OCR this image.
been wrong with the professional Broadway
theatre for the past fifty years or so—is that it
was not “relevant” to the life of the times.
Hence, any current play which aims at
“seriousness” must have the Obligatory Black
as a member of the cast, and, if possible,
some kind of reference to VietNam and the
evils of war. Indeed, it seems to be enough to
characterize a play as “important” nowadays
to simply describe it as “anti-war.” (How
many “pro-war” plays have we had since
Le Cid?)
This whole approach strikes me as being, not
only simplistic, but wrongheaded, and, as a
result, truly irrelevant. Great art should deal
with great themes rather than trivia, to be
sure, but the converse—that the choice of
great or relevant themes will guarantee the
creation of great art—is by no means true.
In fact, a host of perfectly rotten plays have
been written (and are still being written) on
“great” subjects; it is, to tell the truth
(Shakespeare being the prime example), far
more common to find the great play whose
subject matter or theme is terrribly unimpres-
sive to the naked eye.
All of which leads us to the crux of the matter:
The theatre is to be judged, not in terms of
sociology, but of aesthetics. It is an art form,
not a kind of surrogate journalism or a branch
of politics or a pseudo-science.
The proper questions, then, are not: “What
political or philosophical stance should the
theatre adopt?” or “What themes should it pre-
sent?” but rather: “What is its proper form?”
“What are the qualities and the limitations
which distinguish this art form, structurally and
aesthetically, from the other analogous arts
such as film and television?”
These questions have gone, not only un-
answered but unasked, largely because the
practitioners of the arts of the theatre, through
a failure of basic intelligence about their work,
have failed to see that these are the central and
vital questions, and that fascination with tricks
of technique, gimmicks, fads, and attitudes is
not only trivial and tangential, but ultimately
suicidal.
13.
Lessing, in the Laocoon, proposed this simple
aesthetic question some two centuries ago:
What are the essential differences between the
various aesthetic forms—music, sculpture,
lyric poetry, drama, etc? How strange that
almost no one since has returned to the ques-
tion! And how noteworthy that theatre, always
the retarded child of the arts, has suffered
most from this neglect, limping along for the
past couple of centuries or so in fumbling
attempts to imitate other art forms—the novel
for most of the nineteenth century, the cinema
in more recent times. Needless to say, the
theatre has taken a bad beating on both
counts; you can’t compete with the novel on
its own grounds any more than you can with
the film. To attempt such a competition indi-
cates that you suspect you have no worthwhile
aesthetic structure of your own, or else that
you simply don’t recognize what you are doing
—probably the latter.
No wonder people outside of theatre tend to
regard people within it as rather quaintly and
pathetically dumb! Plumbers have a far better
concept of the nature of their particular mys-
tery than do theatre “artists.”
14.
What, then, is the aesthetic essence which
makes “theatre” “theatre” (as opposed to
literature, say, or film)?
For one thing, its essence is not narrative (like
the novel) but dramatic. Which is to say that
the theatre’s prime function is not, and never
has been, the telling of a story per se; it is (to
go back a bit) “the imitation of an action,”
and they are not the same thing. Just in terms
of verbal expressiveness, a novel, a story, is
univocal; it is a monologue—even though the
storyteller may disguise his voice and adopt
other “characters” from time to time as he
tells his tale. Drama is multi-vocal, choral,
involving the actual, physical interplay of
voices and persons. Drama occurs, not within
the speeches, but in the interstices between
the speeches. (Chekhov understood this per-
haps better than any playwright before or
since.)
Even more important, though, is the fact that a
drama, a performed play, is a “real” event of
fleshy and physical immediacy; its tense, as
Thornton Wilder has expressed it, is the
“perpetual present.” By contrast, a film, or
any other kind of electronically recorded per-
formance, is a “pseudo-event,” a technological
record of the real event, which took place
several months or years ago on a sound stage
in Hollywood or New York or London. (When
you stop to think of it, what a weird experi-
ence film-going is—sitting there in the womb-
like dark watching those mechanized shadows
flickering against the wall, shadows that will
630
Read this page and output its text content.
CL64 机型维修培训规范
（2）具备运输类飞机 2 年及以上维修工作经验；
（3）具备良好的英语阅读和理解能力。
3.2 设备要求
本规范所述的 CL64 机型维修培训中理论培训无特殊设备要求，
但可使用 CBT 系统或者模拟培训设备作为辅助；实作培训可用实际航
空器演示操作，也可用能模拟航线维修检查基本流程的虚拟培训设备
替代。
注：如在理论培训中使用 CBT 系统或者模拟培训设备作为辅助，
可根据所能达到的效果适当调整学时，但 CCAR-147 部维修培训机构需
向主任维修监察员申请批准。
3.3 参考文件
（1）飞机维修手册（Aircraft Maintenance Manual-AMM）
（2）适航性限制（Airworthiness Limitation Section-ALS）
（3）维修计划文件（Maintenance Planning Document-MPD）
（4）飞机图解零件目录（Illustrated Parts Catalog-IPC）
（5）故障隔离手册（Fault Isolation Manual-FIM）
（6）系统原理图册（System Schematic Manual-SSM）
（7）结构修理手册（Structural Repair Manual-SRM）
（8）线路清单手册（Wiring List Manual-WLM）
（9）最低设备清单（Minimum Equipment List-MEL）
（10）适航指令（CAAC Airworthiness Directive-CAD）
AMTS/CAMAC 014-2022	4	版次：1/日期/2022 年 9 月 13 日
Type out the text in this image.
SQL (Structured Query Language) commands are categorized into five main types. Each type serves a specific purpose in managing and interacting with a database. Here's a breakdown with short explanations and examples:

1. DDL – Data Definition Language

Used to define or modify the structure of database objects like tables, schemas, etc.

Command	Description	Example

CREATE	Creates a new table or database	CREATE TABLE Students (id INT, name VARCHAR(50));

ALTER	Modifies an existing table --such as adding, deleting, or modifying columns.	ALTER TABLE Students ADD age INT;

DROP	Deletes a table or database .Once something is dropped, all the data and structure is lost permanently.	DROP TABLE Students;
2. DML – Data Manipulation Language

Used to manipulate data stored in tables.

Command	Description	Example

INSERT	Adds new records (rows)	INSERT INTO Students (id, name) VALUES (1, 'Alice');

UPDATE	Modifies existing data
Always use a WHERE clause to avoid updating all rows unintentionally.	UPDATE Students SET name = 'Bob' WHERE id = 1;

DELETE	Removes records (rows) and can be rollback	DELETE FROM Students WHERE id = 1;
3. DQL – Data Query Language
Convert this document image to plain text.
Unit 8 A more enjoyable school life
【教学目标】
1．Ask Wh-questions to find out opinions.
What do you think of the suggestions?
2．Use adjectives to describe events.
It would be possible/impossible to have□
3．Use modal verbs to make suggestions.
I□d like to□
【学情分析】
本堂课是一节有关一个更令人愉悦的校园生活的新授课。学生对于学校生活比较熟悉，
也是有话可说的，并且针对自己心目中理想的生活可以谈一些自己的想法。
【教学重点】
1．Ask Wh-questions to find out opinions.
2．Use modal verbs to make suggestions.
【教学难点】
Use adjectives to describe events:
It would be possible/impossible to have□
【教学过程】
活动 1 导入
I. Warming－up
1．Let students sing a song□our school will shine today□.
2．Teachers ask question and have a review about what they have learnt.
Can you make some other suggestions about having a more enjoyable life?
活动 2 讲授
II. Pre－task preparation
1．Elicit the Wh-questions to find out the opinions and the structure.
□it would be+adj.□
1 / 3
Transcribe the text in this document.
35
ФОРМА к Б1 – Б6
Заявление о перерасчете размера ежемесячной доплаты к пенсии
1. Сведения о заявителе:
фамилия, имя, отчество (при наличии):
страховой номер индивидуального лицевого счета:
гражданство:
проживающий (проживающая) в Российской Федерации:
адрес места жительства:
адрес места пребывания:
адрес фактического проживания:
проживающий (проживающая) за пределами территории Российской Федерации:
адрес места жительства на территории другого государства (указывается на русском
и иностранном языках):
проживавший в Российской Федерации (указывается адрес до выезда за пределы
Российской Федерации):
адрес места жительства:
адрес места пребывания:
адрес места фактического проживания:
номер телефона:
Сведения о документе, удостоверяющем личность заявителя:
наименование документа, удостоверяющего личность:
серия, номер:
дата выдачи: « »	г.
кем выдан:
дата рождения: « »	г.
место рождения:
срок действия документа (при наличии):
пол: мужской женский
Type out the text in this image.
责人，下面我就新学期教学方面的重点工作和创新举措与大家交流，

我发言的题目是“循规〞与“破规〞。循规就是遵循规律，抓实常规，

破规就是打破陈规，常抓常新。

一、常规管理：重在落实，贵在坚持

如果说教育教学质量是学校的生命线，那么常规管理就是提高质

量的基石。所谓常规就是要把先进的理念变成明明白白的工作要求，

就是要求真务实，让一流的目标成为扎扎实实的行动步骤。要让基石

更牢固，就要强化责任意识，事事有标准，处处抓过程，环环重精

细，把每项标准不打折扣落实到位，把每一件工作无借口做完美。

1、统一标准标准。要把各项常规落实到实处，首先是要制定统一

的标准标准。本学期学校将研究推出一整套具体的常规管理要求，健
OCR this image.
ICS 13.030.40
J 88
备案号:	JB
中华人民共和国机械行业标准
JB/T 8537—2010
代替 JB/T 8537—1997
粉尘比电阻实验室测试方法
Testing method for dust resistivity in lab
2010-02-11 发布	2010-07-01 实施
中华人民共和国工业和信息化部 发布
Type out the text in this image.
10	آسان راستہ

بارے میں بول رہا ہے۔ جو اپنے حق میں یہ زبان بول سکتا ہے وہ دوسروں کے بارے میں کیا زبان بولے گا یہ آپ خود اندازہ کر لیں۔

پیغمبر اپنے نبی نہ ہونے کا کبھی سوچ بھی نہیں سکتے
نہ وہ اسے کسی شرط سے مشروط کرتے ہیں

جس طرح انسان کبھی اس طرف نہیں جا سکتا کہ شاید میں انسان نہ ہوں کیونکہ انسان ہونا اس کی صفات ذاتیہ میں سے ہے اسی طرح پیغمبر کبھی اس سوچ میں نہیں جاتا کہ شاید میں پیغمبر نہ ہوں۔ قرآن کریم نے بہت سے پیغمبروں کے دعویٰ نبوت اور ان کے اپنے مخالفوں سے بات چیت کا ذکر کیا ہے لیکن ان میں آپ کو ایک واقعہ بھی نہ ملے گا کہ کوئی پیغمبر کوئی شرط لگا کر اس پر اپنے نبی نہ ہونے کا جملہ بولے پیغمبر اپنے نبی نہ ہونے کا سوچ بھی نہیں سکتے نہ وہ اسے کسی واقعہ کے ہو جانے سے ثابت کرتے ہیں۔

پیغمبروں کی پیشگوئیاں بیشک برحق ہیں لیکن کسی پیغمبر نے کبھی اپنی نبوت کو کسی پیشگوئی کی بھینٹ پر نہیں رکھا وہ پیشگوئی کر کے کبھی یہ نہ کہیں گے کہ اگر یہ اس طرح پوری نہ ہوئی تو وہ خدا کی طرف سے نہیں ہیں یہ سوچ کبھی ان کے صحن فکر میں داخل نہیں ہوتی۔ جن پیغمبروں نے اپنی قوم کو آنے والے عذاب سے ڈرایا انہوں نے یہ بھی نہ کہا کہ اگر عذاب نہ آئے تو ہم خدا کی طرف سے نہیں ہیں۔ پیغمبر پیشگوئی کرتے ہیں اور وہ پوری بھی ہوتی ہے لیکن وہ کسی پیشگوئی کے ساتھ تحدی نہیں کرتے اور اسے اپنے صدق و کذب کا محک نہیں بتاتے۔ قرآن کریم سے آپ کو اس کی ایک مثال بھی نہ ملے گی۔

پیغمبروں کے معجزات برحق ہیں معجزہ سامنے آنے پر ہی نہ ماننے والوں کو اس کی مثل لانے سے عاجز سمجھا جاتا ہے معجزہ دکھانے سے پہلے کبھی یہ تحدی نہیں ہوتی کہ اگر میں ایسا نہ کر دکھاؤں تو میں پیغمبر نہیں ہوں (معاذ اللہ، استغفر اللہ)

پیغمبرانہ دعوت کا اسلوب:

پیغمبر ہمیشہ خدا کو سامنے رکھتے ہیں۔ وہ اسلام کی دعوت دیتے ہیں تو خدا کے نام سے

PROBLEM DESCRIPTION
Filter the data, keeping only the lines that contain "adjectives".

THE ANSWER
2．Use adjectives to describe events.
Use adjectives to describe events:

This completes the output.